**** SOURCE DOCUMENT

For the last few days I've had an enormous amount of fun with Beast of Winter, far beyond my expectations. Rarely has any cRPG given me this sense of actually roleplaying, like in a PnP game, in the way in which this addon module did in the 20 hours it took me to complete it.*

What's the greatest thing about Beast of Winter? Something that Obsidian has been trying to achieve since PoE has been to recreate the feeling of playing a D&D module, same as the Infinity engine games did. And if Obsidian came close to capturing that D&D feeling with PoE and Deadfire, and especially with The White March, in Beast of Winter, for the first time, they absolutely nailed it.

Beast of Winter offers an experience which falls in the best traditions of the isometric fantasy RPG classics. This extends both to story, area design and atmosphere, and - if properly configured by the player - hardcore difficulty.

Part of the reasons why this feels so much like an RPG module has to do with the size and scope. It's a self-contained adventure, which doesn't drag on too long or become too convoluted, but offers great combat and enough mystery and revelations of the world's lore to keep you hooked on. I played through it in three long sittings, and I haven't felt hooked in this way to a cRPG probably since my first playing of Baldur's Gate II.

The story follows the classical epic template which goes down to the Culture Hero myths - there used to be order in the world, but it has been breached by the coming of forces of chaos, but the hero arrives, defeats chaos and restores order to the world so that it will not be breached again. The story structure is nothing pretentious, it's downright traditional, but it is perfectly executed. And this is exactly what I am looking for in a fantasy RPG.

Beast of Winter is less of an expansion in the way that The White March is for PoE, and more of an add-on big quest, and that is completely OK. The DLC consists of an introductory area, and a multiple-level "dungeon" whose challenges the player must solve in order to reach and overcome the boss at the end of the dungeon. The story and structure of the DLC remind of the big self contained quests of Baldur's Gate II. The best news is that BoW's overall quality also evokes the same comparisons. BoW is a top tier adventure in the vein of The Severed Hand, The Planar Sphere, Windspear Hills, and other hallmarks of the Infinity Engine games' dungeon and quest design.

Here is a list of the things I think were all very important and the Beast of Winter team got right perfectly in making the DLC:
- Maintain mystery around the main quest, so that the main quest becomes an investigation
- Exploration of areas is hindered in a way that's relevant to the environment and context, so that fully exploring an area has to be "achieved" by solving mini puzzles where you must find a path through an area, in addition to clearing it from enemies in your way. And this area design feature fits the character of the areas which should be difficult to traverse, such as the frozen temple or the sunken city.
- There is a good balance between hand crafted combat encounters, exploration and inching forward feeling your way for laid down traps.
- The story and purpose of an area is revealed through details in the environment.
- The player is given the sensation of descending into further and further depths of a dungeon, with further levels feeling progressively more surreal than the ones before - An out of place iceberg in the corner of the map, then a village built by a cult sharing an irrational and self-destructive worldview, followed by the wild parts of the iceberg outside of the settlement, then the mysterious frozen temple, and finally another dimension into which the player is sent by one of the gods. It's a technique of gradually building up the player's perception of progression into danger and adventure, in spaces where the normal rules don't apply and anything can be expected. The classic example of this technique can be found in the novel "Heart of Darkness" by Joseph Conrad.

********
**** SOURCE RECORDS

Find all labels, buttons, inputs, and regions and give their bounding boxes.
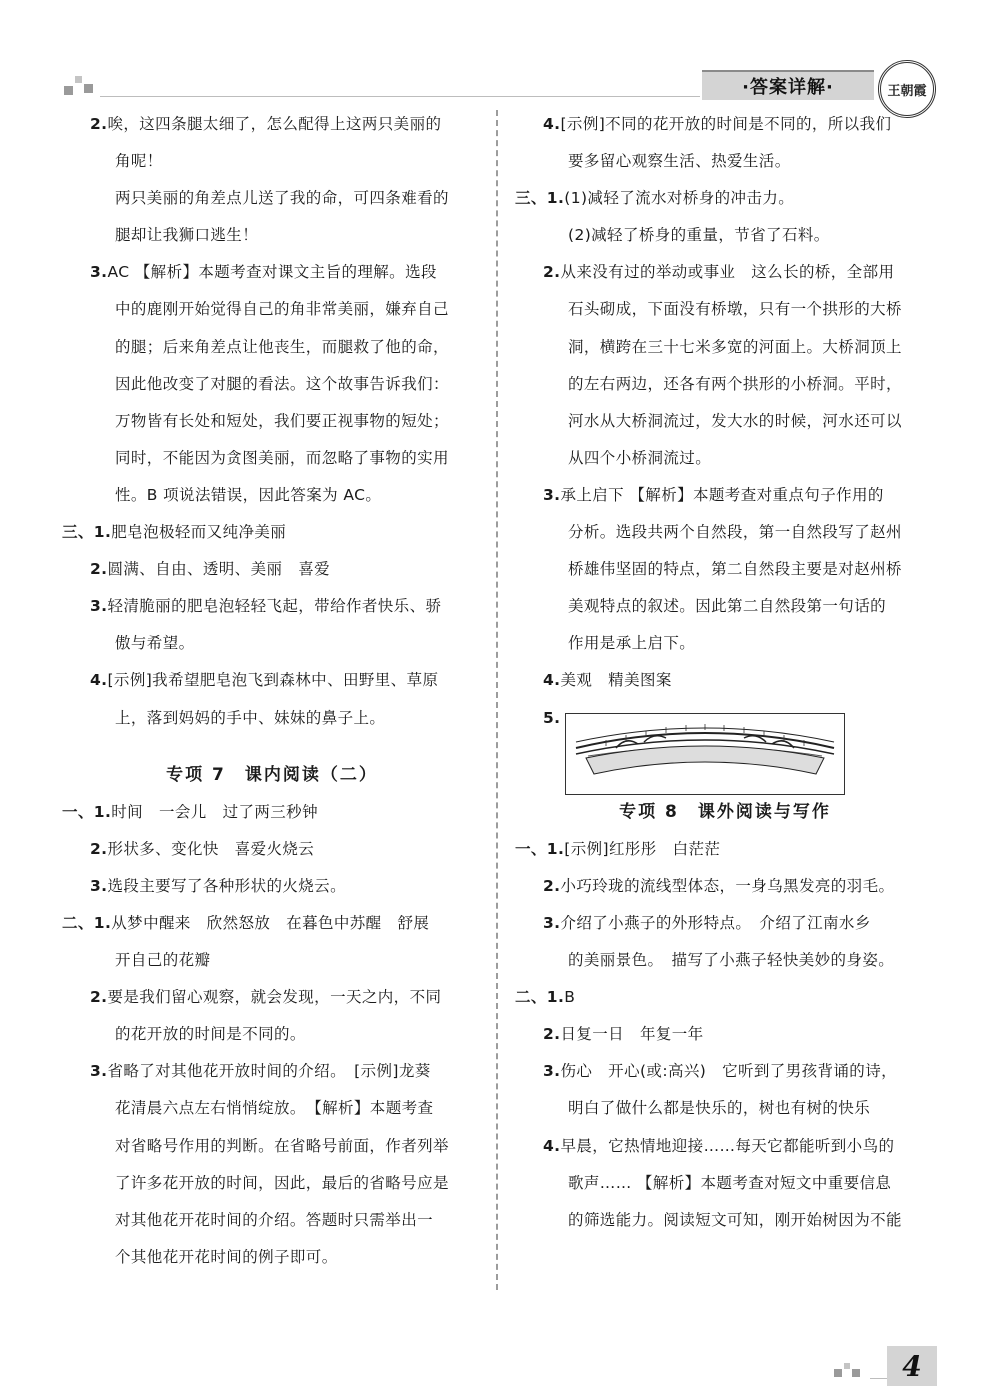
answer-text: 了许多花开放的时间，因此，最后的省略号应是 xyxy=(115,1173,449,1192)
answer-text: 傲与希望。 xyxy=(115,634,195,653)
answer-line xyxy=(515,180,935,217)
question-number: 3. xyxy=(543,1062,561,1081)
answer-line xyxy=(62,1090,482,1127)
answer-line xyxy=(62,588,482,625)
answer-text: [示例]我希望肥皂泡飞到森林中、田野里、草原 xyxy=(107,671,439,690)
answer-text: 花清晨六点左右悄悄绽放。 【解析】本题考查 xyxy=(115,1099,434,1118)
question-number: 3. xyxy=(90,597,108,616)
answer-line xyxy=(62,868,482,905)
answer-text: 伤心 开心(或:高兴) 它听到了男孩背诵的诗， xyxy=(560,1062,898,1081)
answer-text: 肥皂泡极轻而又纯净美丽 xyxy=(111,523,287,542)
question-number: 2. xyxy=(90,560,108,579)
answer-text: (2)减轻了桥身的重量，节省了石料。 xyxy=(568,226,830,245)
question-number: 一、1. xyxy=(515,839,565,858)
answer-text: AC 【解析】本题考查对课文主旨的理解。选段 xyxy=(107,263,437,282)
answer-line xyxy=(515,1053,935,1090)
answer-text: 美观 精美图案 xyxy=(560,671,672,690)
answer-text: 日复一日 年复一年 xyxy=(560,1025,704,1044)
bridge-illustration xyxy=(565,713,845,795)
question-number: 3. xyxy=(90,263,108,282)
question-number: 3. xyxy=(90,1062,108,1081)
answer-text: 从来没有过的举动或事业 这么长的桥，全部用 xyxy=(560,263,895,282)
question-number: 4. xyxy=(543,1136,561,1155)
answer-line xyxy=(62,1053,482,1090)
question-number: 三、1. xyxy=(62,523,112,542)
answer-text: [示例]不同的花开放的时间是不同的，所以我们 xyxy=(560,115,892,133)
answer-text: 的筛选能力。阅读短文可知，刚开始树因为不能 xyxy=(568,1210,902,1229)
answer-line xyxy=(515,254,935,291)
answer-line xyxy=(62,979,482,1016)
page-number: 4 xyxy=(887,1346,937,1386)
answer-line xyxy=(62,700,482,737)
answer-line xyxy=(62,403,482,440)
answer-text: 承上启下 【解析】本题考查对重点句子作用的 xyxy=(560,485,884,504)
answer-line xyxy=(515,143,935,180)
answer-text: 要是我们留心观察，就会发现，一天之内，不同 xyxy=(107,988,442,1007)
answer-text: 角呢！ xyxy=(115,152,163,171)
answer-line xyxy=(515,106,935,143)
question-number: 一、1. xyxy=(62,802,112,821)
answer-text: 从梦中醒来 欣然怒放 在暮色中苏醒 舒展 xyxy=(111,913,430,932)
answer-text: 时间 一会儿 过了两三秒钟 xyxy=(111,802,318,821)
section-title: 专项 8 课外阅读与写作 xyxy=(619,801,831,822)
answer-line xyxy=(515,868,935,905)
answer-text: 的左右两边，还各有两个拱形的小桥洞。平时， xyxy=(568,374,902,393)
answer-text: (1)减轻了流水对桥身的冲击力。 xyxy=(564,189,795,208)
question-number: 3. xyxy=(543,485,561,504)
answer-text: B xyxy=(564,988,576,1007)
answer-text: 对省略号作用的判断。在省略号前面，作者列举 xyxy=(115,1136,449,1155)
question-number: 2. xyxy=(90,839,108,858)
answer-line xyxy=(62,440,482,477)
answer-text: 的腿；后来角差点让他丧生，而腿救了他的命， xyxy=(115,337,449,356)
answer-text: 介绍了小燕子的外形特点。 介绍了江南水乡 xyxy=(560,913,871,932)
column-divider xyxy=(496,110,498,1290)
answer-line xyxy=(515,905,935,942)
answer-line xyxy=(515,1016,935,1053)
answer-line xyxy=(515,366,935,403)
answer-text: 唉，这四条腿太细了，怎么配得上这两只美丽的 xyxy=(107,115,442,133)
answer-text: 轻清脆丽的肥皂泡轻轻飞起，带给作者快乐、骄 xyxy=(107,597,442,616)
question-number: 二、1. xyxy=(62,913,112,932)
answer-line xyxy=(62,217,482,254)
answer-line xyxy=(62,794,482,831)
answer-line xyxy=(62,143,482,180)
answer-line xyxy=(515,217,935,254)
answer-line xyxy=(62,662,482,699)
answer-text: 对其他花开花时间的介绍。答题时只需举出一 xyxy=(115,1210,434,1229)
answer-text: 万物皆有长处和短处，我们要正视事物的短处； xyxy=(115,411,449,430)
question-number: 2. xyxy=(543,876,561,895)
answer-text: 早晨，它热情地迎接……每天它都能听到小鸟的 xyxy=(560,1136,895,1155)
answer-line xyxy=(62,329,482,366)
answer-text: 的美丽景色。 描写了小燕子轻快美妙的身姿。 xyxy=(568,951,895,970)
answer-text: 作用是承上启下。 xyxy=(568,634,696,653)
answer-text: 的花开放的时间是不同的。 xyxy=(115,1025,306,1044)
answer-line xyxy=(515,440,935,477)
question-number: 2. xyxy=(543,1025,561,1044)
answer-text: 上，落到妈妈的手中、妹妹的鼻子上。 xyxy=(115,708,386,727)
header-title: ·答案详解· xyxy=(702,70,874,100)
answer-text: 要多留心观察生活、热爱生活。 xyxy=(568,152,791,171)
answer-text: 两只美丽的角差点儿送了我的命，可四条难看的 xyxy=(115,189,449,208)
question-number: 2. xyxy=(90,115,108,133)
answer-text: 个其他花开花时间的例子即可。 xyxy=(115,1247,338,1266)
answer-line xyxy=(62,291,482,328)
answer-text: 形状多、变化快 喜爱火烧云 xyxy=(107,839,315,858)
question-number: 3. xyxy=(543,913,561,932)
answer-line xyxy=(515,625,935,662)
logo-text: 王朝霞 xyxy=(887,83,927,99)
answer-text: 石头砌成，下面没有桥墩，只有一个拱形的大桥 xyxy=(568,300,902,319)
answer-line xyxy=(62,477,482,514)
answer-line xyxy=(62,831,482,868)
answer-text: 歌声…… 【解析】本题考查对短文中重要信息 xyxy=(568,1173,892,1192)
question-number: 2. xyxy=(90,988,108,1007)
question-number: 三、1. xyxy=(515,189,565,208)
right-column xyxy=(515,106,935,1239)
answer-line xyxy=(515,662,935,699)
answer-text: 明白了做什么都是快乐的，树也有树的快乐 xyxy=(568,1099,871,1118)
answer-text: 美观特点的叙述。因此第二自然段第一句话的 xyxy=(568,597,887,616)
answer-line xyxy=(515,588,935,625)
answer-line xyxy=(62,514,482,551)
answer-text: 河水从大桥洞流过，发大水的时候，河水还可以 xyxy=(568,411,902,430)
answer-line xyxy=(62,942,482,979)
answer-line xyxy=(62,106,482,143)
answer-text: 从四个小桥洞流过。 xyxy=(568,448,712,467)
answer-text: 因此他改变了对腿的看法。这个故事告诉我们： xyxy=(115,374,449,393)
answer-line xyxy=(515,477,935,514)
answer-text: 桥雄伟坚固的特点，第二自然段主要是对赵州桥 xyxy=(568,560,902,579)
header-rule xyxy=(100,96,700,97)
answer-text: 洞，横跨在三十七米多宽的河面上。大桥洞顶上 xyxy=(568,337,902,356)
spacer xyxy=(62,737,482,757)
answer-line xyxy=(515,551,935,588)
question-number: 3. xyxy=(90,876,108,895)
answer-line xyxy=(515,979,935,1016)
left-column xyxy=(62,106,482,1276)
answer-text: [示例]红彤彤 白茫茫 xyxy=(564,839,721,858)
answer-line xyxy=(62,180,482,217)
answer-line xyxy=(62,1239,482,1276)
answer-line xyxy=(515,291,935,328)
answer-line xyxy=(62,905,482,942)
answer-line xyxy=(62,1165,482,1202)
answer-text: 中的鹿刚开始觉得自己的角非常美丽，嫌弃自己 xyxy=(115,300,449,319)
answer-line xyxy=(515,1165,935,1202)
answer-line xyxy=(515,403,935,440)
answer-text: 分析。选段共两个自然段，第一自然段写了赵州 xyxy=(568,523,902,542)
answer-text: 圆满、自由、透明、美丽 喜爱 xyxy=(107,560,331,579)
answer-line xyxy=(515,1090,935,1127)
answer-text: 省略了对其他花开放时间的介绍。 [示例]龙葵 xyxy=(107,1062,431,1081)
answer-text: 选段主要写了各种形状的火烧云。 xyxy=(107,876,346,895)
answer-line xyxy=(62,1128,482,1165)
answer-line xyxy=(62,1016,482,1053)
section-title: 专项 7 课内阅读（二） xyxy=(166,764,378,785)
answer-line xyxy=(62,1202,482,1239)
question-number: 4. xyxy=(543,671,561,690)
answer-text: 开自己的花瓣 xyxy=(115,951,211,970)
answer-line xyxy=(62,551,482,588)
question-number: 5. xyxy=(543,708,561,727)
answer-line xyxy=(515,831,935,868)
question-number: 4. xyxy=(543,115,561,133)
bridge-icon xyxy=(566,714,844,794)
answer-line xyxy=(515,1202,935,1239)
answer-line xyxy=(515,1128,935,1165)
answer-text: 腿却让我狮口逃生！ xyxy=(115,226,259,245)
answer-text: 性。B 项说法错误，因此答案为 AC。 xyxy=(115,485,382,504)
question-number: 4. xyxy=(90,671,108,690)
answer-line xyxy=(515,514,935,551)
answer-line xyxy=(515,329,935,366)
question-number: 二、1. xyxy=(515,988,565,1007)
answer-text: 小巧玲珑的流线型体态，一身乌黑发亮的羽毛。 xyxy=(560,876,895,895)
answer-line xyxy=(62,254,482,291)
answer-line xyxy=(62,625,482,662)
answer-line xyxy=(62,366,482,403)
question-number: 2. xyxy=(543,263,561,282)
answer-text: 同时，不能因为贪图美丽，而忽略了事物的实用 xyxy=(115,448,449,467)
answer-line xyxy=(515,942,935,979)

********

● **REQUESTS**
1. Name, in order, each stage of the dungeon descent that the Beast of Winter review describes, from the first to the last.
2. Please copy word for word the entries between the line holding "answer-text: 了许多花开放的时间，因此，最后的省略号应是 xyxy=(115,1173,449,1192)" and the line holding "answer-text: (2)减轻了桥身的重量，节省了石料。 xyxy=(568,226,830,245)", both included.
The Beast of Winter review and these entries are unrelated to each other.

● **WORKED SOLUTIONS**
1.
- An out of place iceberg in the corner of the map
- A village built by a cult sharing an irrational and self-destructive worldview
- The wild parts of the iceberg outside of the settlement
- The mysterious frozen temple
- Another dimension into which the player is sent by one of the gods

2.
answer-text: 了许多花开放的时间，因此，最后的省略号应是 xyxy=(115,1173,449,1192)
answer-text: 傲与希望。 xyxy=(115,634,195,653)
answer-line xyxy=(515,180,935,217)
question-number: 3. xyxy=(543,1062,561,1081)
answer-line xyxy=(62,1090,482,1127)
answer-line xyxy=(62,588,482,625)
answer-text: [示例]我希望肥皂泡飞到森林中、田野里、草原 xyxy=(107,671,439,690)
answer-text: 花清晨六点左右悄悄绽放。 【解析】本题考查 xyxy=(115,1099,434,1118)
question-number: 3. xyxy=(90,597,108,616)
answer-line xyxy=(62,868,482,905)
answer-text: 伤心 开心(或:高兴) 它听到了男孩背诵的诗， xyxy=(560,1062,898,1081)
answer-text: 肥皂泡极轻而又纯净美丽 xyxy=(111,523,287,542)
question-number: 2. xyxy=(90,560,108,579)
answer-text: (2)减轻了桥身的重量，节省了石料。 xyxy=(568,226,830,245)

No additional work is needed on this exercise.